Search the listing for "title" and copy every line where it appears.

[Stored data entries]
=======

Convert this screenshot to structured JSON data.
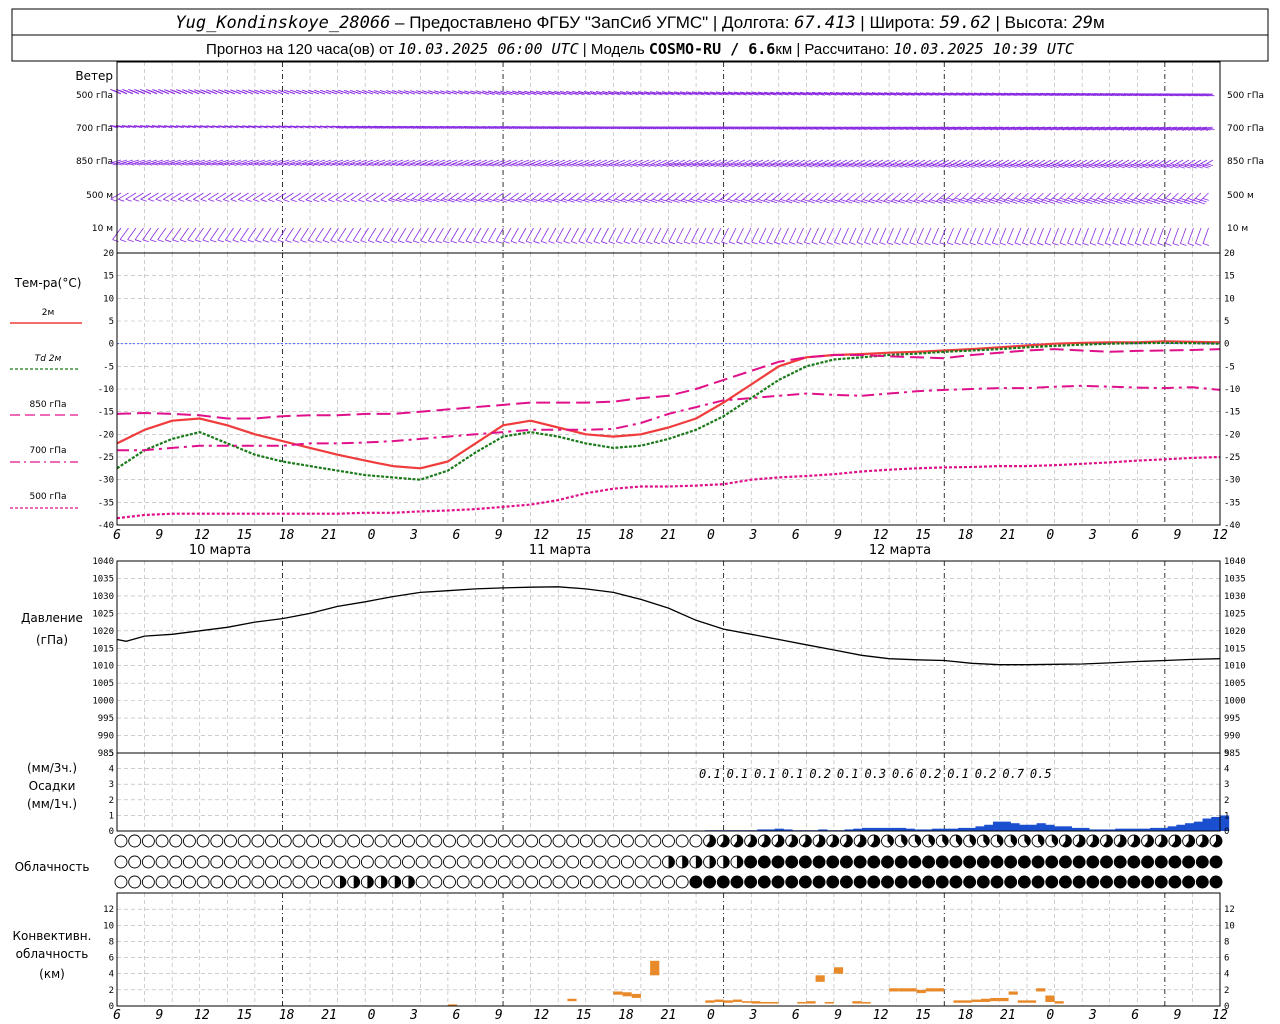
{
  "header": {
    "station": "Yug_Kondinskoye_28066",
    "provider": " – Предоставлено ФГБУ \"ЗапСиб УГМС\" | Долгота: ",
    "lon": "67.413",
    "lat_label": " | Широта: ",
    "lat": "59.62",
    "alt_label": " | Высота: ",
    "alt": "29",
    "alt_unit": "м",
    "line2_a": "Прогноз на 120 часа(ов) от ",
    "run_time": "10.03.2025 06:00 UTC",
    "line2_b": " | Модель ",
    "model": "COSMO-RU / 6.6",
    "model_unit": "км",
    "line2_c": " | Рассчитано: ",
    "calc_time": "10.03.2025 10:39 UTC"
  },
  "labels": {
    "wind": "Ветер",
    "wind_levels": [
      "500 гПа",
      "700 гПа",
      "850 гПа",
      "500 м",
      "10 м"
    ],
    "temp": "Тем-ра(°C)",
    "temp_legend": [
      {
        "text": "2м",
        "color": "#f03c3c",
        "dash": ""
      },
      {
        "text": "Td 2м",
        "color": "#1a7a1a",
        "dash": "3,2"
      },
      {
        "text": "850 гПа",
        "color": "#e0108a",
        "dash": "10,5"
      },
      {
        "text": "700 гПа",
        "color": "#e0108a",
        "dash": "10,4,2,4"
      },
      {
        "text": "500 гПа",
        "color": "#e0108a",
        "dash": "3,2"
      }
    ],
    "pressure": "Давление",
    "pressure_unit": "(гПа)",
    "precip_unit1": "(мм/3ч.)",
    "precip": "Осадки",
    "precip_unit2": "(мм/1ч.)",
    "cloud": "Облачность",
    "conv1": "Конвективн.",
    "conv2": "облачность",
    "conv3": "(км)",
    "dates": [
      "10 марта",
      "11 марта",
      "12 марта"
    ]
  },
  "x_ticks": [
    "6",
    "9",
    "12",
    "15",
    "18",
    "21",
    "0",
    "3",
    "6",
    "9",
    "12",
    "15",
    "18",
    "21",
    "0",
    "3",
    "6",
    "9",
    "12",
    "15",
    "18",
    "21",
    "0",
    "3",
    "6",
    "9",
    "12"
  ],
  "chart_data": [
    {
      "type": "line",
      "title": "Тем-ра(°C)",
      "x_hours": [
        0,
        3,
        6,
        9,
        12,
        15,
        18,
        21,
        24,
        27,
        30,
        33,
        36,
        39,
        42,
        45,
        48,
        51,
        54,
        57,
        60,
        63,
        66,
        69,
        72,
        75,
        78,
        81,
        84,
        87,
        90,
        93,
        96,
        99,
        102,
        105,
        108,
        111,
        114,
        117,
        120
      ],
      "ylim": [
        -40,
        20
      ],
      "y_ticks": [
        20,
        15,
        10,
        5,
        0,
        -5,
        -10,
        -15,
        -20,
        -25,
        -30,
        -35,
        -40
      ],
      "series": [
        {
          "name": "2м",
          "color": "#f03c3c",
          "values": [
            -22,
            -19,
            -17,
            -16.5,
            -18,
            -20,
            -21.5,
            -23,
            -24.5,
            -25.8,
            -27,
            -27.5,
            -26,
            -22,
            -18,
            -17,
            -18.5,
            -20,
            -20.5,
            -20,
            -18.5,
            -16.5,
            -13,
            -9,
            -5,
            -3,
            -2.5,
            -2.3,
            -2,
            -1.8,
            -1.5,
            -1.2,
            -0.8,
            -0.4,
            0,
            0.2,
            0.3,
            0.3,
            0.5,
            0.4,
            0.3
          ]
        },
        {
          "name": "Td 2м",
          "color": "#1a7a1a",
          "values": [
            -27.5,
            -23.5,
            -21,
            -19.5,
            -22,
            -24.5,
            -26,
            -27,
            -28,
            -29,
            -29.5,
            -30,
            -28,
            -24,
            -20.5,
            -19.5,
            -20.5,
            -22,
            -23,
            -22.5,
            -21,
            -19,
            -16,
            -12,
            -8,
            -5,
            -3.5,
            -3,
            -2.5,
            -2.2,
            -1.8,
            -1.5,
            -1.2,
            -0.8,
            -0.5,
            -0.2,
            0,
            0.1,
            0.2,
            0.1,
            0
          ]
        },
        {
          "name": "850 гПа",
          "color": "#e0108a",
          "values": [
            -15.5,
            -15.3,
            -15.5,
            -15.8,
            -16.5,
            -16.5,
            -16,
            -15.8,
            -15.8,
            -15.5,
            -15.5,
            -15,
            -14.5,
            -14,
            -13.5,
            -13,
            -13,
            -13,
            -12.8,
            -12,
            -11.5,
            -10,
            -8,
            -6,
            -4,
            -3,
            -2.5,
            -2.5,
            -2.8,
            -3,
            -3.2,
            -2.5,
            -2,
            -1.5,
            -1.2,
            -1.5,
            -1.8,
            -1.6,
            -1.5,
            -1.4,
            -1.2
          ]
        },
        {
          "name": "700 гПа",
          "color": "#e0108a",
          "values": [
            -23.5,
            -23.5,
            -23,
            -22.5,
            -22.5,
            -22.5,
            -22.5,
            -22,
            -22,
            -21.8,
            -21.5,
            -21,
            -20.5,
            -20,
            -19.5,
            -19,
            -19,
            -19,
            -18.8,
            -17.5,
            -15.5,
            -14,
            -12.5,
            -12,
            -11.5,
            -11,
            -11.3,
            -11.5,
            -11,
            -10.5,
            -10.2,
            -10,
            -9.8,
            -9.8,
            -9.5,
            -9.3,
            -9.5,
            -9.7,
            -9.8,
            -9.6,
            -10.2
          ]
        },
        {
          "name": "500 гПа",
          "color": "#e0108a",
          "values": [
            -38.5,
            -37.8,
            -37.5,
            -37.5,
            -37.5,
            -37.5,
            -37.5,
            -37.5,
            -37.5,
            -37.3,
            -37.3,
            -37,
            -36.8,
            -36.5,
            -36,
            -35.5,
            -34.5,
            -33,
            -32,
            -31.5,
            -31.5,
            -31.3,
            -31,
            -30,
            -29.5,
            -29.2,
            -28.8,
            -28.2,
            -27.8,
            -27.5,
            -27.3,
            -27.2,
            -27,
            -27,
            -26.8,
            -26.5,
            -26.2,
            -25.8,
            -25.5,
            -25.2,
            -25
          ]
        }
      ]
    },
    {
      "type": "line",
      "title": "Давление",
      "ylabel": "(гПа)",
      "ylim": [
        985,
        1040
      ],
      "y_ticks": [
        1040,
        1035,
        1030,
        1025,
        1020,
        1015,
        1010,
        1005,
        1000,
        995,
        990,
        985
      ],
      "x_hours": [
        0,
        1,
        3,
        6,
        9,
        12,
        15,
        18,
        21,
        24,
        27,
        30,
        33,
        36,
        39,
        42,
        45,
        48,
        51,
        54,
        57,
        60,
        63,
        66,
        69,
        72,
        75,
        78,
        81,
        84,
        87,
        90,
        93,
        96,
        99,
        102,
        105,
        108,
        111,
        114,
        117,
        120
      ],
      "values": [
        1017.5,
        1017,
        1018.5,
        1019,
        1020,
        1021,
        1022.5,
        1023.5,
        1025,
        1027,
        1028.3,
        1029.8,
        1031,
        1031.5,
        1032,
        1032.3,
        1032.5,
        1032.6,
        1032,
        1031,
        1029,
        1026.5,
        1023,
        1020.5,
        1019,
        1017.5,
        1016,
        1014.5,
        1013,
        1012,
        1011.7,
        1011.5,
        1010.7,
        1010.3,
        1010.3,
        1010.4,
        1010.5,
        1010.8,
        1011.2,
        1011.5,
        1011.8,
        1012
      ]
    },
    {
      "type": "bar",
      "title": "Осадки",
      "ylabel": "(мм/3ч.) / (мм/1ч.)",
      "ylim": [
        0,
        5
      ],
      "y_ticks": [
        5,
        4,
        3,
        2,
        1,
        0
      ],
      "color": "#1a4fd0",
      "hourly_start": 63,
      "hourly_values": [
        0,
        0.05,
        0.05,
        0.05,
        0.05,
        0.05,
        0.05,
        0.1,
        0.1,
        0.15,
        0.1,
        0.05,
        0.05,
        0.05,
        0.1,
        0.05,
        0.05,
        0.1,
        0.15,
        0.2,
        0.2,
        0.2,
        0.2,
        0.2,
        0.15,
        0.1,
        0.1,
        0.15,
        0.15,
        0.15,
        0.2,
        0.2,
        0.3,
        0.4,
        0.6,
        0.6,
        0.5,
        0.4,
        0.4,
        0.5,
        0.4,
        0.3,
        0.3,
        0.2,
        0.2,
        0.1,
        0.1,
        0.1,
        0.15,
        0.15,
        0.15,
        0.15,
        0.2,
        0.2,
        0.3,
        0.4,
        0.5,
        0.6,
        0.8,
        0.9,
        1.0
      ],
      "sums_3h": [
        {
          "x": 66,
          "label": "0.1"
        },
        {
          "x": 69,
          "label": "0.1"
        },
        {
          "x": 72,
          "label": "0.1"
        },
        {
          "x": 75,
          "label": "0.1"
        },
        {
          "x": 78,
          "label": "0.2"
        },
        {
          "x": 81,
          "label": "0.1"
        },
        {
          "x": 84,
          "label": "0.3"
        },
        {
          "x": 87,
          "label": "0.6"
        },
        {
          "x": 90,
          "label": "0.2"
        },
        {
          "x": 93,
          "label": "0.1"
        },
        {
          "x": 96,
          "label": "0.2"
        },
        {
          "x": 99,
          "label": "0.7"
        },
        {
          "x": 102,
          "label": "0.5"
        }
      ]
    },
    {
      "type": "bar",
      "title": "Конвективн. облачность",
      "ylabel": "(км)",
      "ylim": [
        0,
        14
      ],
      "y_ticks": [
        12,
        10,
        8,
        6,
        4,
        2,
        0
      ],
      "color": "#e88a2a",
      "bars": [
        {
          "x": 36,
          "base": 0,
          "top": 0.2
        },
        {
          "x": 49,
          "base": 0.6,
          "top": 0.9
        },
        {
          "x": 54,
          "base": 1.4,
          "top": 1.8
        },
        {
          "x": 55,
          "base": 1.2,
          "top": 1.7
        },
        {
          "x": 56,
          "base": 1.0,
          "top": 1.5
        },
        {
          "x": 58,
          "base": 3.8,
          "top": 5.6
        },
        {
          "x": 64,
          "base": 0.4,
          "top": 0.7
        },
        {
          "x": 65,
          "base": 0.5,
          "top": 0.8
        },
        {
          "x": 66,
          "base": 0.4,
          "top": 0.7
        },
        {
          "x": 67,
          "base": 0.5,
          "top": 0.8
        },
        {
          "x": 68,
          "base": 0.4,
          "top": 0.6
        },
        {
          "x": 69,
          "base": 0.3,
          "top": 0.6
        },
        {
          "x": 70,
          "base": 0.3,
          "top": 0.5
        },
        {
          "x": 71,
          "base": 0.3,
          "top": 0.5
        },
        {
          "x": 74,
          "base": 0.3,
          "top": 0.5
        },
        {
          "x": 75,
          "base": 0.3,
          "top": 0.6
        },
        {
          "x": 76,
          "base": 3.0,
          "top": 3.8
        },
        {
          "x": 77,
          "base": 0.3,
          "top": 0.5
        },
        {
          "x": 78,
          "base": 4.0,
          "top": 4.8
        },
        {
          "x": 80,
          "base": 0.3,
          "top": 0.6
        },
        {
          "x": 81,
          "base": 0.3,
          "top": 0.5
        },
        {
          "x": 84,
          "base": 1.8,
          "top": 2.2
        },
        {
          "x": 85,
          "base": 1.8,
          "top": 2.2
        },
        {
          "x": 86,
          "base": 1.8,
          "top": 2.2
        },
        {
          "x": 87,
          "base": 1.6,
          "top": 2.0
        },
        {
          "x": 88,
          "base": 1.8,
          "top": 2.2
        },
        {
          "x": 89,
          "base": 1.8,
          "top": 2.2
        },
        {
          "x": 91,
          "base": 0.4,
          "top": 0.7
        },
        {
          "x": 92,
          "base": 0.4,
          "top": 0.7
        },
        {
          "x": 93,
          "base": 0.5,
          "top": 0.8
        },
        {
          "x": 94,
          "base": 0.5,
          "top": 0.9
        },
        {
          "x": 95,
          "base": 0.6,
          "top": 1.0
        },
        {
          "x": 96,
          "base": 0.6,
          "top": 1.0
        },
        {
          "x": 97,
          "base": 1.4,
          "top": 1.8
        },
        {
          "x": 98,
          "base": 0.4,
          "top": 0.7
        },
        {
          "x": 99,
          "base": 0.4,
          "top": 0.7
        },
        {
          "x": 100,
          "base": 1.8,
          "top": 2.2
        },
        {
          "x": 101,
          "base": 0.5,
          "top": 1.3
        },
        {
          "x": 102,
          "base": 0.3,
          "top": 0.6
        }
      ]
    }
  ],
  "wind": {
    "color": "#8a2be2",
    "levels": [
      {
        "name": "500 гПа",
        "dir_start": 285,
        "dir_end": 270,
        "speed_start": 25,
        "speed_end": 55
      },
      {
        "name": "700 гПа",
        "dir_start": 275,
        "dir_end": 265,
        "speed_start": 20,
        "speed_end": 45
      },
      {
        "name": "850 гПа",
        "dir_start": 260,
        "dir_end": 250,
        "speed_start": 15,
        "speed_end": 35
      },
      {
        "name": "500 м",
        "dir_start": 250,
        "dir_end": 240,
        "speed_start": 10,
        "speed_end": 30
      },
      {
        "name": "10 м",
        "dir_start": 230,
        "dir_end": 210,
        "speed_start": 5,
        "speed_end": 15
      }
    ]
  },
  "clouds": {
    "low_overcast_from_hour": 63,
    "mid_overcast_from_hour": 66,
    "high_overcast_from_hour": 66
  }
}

=======

RESULT OF THE TASK
      "title": "Тем-ра(°C)",
      "title": "Давление",
      "title": "Осадки",
      "title": "Конвективн. облачность",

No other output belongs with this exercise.